[start Provided records]
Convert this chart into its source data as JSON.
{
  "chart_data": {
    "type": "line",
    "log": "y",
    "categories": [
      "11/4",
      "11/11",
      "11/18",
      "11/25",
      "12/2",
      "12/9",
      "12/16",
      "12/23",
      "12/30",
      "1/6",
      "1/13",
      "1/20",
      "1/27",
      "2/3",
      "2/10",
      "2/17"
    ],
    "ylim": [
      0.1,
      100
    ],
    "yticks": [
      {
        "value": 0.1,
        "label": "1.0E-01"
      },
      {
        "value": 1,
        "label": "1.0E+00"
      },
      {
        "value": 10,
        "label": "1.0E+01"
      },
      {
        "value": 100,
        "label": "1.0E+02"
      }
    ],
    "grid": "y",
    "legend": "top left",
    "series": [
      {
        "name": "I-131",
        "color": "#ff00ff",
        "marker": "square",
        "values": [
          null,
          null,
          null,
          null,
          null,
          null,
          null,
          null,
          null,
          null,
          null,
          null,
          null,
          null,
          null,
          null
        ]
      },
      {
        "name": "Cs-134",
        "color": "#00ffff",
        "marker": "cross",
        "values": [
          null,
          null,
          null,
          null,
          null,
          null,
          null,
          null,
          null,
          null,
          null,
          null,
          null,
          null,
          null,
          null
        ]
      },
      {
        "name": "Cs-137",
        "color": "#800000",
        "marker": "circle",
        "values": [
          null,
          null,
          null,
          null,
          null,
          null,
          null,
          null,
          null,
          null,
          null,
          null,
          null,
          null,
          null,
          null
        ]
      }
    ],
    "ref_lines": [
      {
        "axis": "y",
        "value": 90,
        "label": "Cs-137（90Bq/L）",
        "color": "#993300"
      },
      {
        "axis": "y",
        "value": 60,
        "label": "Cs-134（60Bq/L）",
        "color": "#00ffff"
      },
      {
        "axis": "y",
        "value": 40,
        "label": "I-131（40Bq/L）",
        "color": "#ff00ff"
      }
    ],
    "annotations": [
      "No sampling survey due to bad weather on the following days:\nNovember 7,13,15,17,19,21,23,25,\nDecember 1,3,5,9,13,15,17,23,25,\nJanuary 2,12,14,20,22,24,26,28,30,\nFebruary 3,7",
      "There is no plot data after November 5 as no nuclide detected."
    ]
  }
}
[end Provided records]
## What is required
Exact copies of all the records are required.

## Exercise answer
Convert this chart into its source data as JSON.
{
  "chart_data": {
    "type": "line",
    "log": "y",
    "categories": [
      "11/4",
      "11/11",
      "11/18",
      "11/25",
      "12/2",
      "12/9",
      "12/16",
      "12/23",
      "12/30",
      "1/6",
      "1/13",
      "1/20",
      "1/27",
      "2/3",
      "2/10",
      "2/17"
    ],
    "ylim": [
      0.1,
      100
    ],
    "yticks": [
      {
        "value": 0.1,
        "label": "1.0E-01"
      },
      {
        "value": 1,
        "label": "1.0E+00"
      },
      {
        "value": 10,
        "label": "1.0E+01"
      },
      {
        "value": 100,
        "label": "1.0E+02"
      }
    ],
    "grid": "y",
    "legend": "top left",
    "series": [
      {
        "name": "I-131",
        "color": "#ff00ff",
        "marker": "square",
        "values": [
          null,
          null,
          null,
          null,
          null,
          null,
          null,
          null,
          null,
          null,
          null,
          null,
          null,
          null,
          null,
          null
        ]
      },
      {
        "name": "Cs-134",
        "color": "#00ffff",
        "marker": "cross",
        "values": [
          null,
          null,
          null,
          null,
          null,
          null,
          null,
          null,
          null,
          null,
          null,
          null,
          null,
          null,
          null,
          null
        ]
      },
      {
        "name": "Cs-137",
        "color": "#800000",
        "marker": "circle",
        "values": [
          null,
          null,
          null,
          null,
          null,
          null,
          null,
          null,
          null,
          null,
          null,
          null,
          null,
          null,
          null,
          null
        ]
      }
    ],
    "ref_lines": [
      {
        "axis": "y",
        "value": 90,
        "label": "Cs-137（90Bq/L）",
        "color": "#993300"
      },
      {
        "axis": "y",
        "value": 60,
        "label": "Cs-134（60Bq/L）",
        "color": "#00ffff"
      },
      {
        "axis": "y",
        "value": 40,
        "label": "I-131（40Bq/L）",
        "color": "#ff00ff"
      }
    ],
    "annotations": [
      "No sampling survey due to bad weather on the following days:\nNovember 7,13,15,17,19,21,23,25,\nDecember 1,3,5,9,13,15,17,23,25,\nJanuary 2,12,14,20,22,24,26,28,30,\nFebruary 3,7",
      "There is no plot data after November 5 as no nuclide detected."
    ]
  }
}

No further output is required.